→ EXERCISE REQUIREMENTS: Your task is to output the entries below word for word.

→ DATA FOR THE TASK:

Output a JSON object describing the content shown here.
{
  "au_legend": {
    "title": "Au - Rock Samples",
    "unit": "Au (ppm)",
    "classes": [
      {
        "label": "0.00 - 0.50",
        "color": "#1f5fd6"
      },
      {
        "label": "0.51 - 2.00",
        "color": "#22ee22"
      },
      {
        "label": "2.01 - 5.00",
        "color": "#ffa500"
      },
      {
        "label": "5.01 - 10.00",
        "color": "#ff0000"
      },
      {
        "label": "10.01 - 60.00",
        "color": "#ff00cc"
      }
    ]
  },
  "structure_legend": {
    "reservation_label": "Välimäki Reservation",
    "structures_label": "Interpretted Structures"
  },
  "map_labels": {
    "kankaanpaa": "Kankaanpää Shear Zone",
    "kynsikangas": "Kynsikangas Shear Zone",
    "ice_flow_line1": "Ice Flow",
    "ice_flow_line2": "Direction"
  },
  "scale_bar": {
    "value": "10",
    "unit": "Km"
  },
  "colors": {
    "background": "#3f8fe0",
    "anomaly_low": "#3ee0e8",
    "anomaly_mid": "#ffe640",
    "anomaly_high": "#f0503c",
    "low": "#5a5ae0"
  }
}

→ TASK SOLUTION:
Output a JSON object describing the content shown here.
{
  "au_legend": {
    "title": "Au - Rock Samples",
    "unit": "Au (ppm)",
    "classes": [
      {
        "label": "0.00 - 0.50",
        "color": "#1f5fd6"
      },
      {
        "label": "0.51 - 2.00",
        "color": "#22ee22"
      },
      {
        "label": "2.01 - 5.00",
        "color": "#ffa500"
      },
      {
        "label": "5.01 - 10.00",
        "color": "#ff0000"
      },
      {
        "label": "10.01 - 60.00",
        "color": "#ff00cc"
      }
    ]
  },
  "structure_legend": {
    "reservation_label": "Välimäki Reservation",
    "structures_label": "Interpretted Structures"
  },
  "map_labels": {
    "kankaanpaa": "Kankaanpää Shear Zone",
    "kynsikangas": "Kynsikangas Shear Zone",
    "ice_flow_line1": "Ice Flow",
    "ice_flow_line2": "Direction"
  },
  "scale_bar": {
    "value": "10",
    "unit": "Km"
  },
  "colors": {
    "background": "#3f8fe0",
    "anomaly_low": "#3ee0e8",
    "anomaly_mid": "#ffe640",
    "anomaly_high": "#f0503c",
    "low": "#5a5ae0"
  }
}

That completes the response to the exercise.